● Written request: Reproduce all of the material word for word.

>> start Records

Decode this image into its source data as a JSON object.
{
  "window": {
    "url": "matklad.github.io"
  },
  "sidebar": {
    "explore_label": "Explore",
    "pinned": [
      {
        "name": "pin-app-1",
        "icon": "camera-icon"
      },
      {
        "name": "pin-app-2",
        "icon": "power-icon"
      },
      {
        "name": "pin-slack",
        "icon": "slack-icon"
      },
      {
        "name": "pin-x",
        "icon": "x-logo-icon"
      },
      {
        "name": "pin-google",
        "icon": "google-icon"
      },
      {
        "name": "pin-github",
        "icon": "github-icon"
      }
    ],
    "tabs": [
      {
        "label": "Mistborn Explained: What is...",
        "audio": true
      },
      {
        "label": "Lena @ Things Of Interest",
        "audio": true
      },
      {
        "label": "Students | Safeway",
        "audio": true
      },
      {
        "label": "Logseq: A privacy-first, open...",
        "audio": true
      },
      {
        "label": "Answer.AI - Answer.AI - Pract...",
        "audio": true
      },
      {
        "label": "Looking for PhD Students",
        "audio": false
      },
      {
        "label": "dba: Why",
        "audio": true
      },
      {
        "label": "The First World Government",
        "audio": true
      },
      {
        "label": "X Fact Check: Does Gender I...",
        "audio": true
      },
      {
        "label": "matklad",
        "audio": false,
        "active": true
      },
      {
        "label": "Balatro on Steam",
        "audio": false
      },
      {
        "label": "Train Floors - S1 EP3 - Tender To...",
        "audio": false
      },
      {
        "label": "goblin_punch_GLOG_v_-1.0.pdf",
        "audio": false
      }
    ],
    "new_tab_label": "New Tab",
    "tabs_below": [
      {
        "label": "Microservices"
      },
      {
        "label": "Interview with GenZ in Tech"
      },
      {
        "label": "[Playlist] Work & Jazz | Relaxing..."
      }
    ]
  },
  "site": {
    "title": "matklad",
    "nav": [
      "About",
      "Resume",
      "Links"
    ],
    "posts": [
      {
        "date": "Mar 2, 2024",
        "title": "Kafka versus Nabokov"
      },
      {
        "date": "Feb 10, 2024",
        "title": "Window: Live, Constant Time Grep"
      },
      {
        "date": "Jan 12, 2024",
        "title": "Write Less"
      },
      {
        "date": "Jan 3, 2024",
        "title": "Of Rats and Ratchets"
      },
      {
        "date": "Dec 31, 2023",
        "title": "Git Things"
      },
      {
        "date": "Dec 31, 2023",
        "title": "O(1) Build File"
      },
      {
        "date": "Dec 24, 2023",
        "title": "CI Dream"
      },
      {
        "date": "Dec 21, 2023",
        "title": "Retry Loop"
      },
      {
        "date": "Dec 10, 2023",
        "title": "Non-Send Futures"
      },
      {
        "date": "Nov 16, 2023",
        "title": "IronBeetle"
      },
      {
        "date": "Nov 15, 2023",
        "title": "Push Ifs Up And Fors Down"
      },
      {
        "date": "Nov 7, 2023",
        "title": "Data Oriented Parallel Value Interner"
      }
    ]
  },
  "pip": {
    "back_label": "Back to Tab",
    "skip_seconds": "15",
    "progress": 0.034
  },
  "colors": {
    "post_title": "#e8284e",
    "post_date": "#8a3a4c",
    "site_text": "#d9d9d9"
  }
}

>> end Records

● The completed task:
Decode this image into its source data as a JSON object.
{
  "window": {
    "url": "matklad.github.io"
  },
  "sidebar": {
    "explore_label": "Explore",
    "pinned": [
      {
        "name": "pin-app-1",
        "icon": "camera-icon"
      },
      {
        "name": "pin-app-2",
        "icon": "power-icon"
      },
      {
        "name": "pin-slack",
        "icon": "slack-icon"
      },
      {
        "name": "pin-x",
        "icon": "x-logo-icon"
      },
      {
        "name": "pin-google",
        "icon": "google-icon"
      },
      {
        "name": "pin-github",
        "icon": "github-icon"
      }
    ],
    "tabs": [
      {
        "label": "Mistborn Explained: What is...",
        "audio": true
      },
      {
        "label": "Lena @ Things Of Interest",
        "audio": true
      },
      {
        "label": "Students | Safeway",
        "audio": true
      },
      {
        "label": "Logseq: A privacy-first, open...",
        "audio": true
      },
      {
        "label": "Answer.AI - Answer.AI - Pract...",
        "audio": true
      },
      {
        "label": "Looking for PhD Students",
        "audio": false
      },
      {
        "label": "dba: Why",
        "audio": true
      },
      {
        "label": "The First World Government",
        "audio": true
      },
      {
        "label": "X Fact Check: Does Gender I...",
        "audio": true
      },
      {
        "label": "matklad",
        "audio": false,
        "active": true
      },
      {
        "label": "Balatro on Steam",
        "audio": false
      },
      {
        "label": "Train Floors - S1 EP3 - Tender To...",
        "audio": false
      },
      {
        "label": "goblin_punch_GLOG_v_-1.0.pdf",
        "audio": false
      }
    ],
    "new_tab_label": "New Tab",
    "tabs_below": [
      {
        "label": "Microservices"
      },
      {
        "label": "Interview with GenZ in Tech"
      },
      {
        "label": "[Playlist] Work & Jazz | Relaxing..."
      }
    ]
  },
  "site": {
    "title": "matklad",
    "nav": [
      "About",
      "Resume",
      "Links"
    ],
    "posts": [
      {
        "date": "Mar 2, 2024",
        "title": "Kafka versus Nabokov"
      },
      {
        "date": "Feb 10, 2024",
        "title": "Window: Live, Constant Time Grep"
      },
      {
        "date": "Jan 12, 2024",
        "title": "Write Less"
      },
      {
        "date": "Jan 3, 2024",
        "title": "Of Rats and Ratchets"
      },
      {
        "date": "Dec 31, 2023",
        "title": "Git Things"
      },
      {
        "date": "Dec 31, 2023",
        "title": "O(1) Build File"
      },
      {
        "date": "Dec 24, 2023",
        "title": "CI Dream"
      },
      {
        "date": "Dec 21, 2023",
        "title": "Retry Loop"
      },
      {
        "date": "Dec 10, 2023",
        "title": "Non-Send Futures"
      },
      {
        "date": "Nov 16, 2023",
        "title": "IronBeetle"
      },
      {
        "date": "Nov 15, 2023",
        "title": "Push Ifs Up And Fors Down"
      },
      {
        "date": "Nov 7, 2023",
        "title": "Data Oriented Parallel Value Interner"
      }
    ]
  },
  "pip": {
    "back_label": "Back to Tab",
    "skip_seconds": "15",
    "progress": 0.034
  },
  "colors": {
    "post_title": "#e8284e",
    "post_date": "#8a3a4c",
    "site_text": "#d9d9d9"
  }
}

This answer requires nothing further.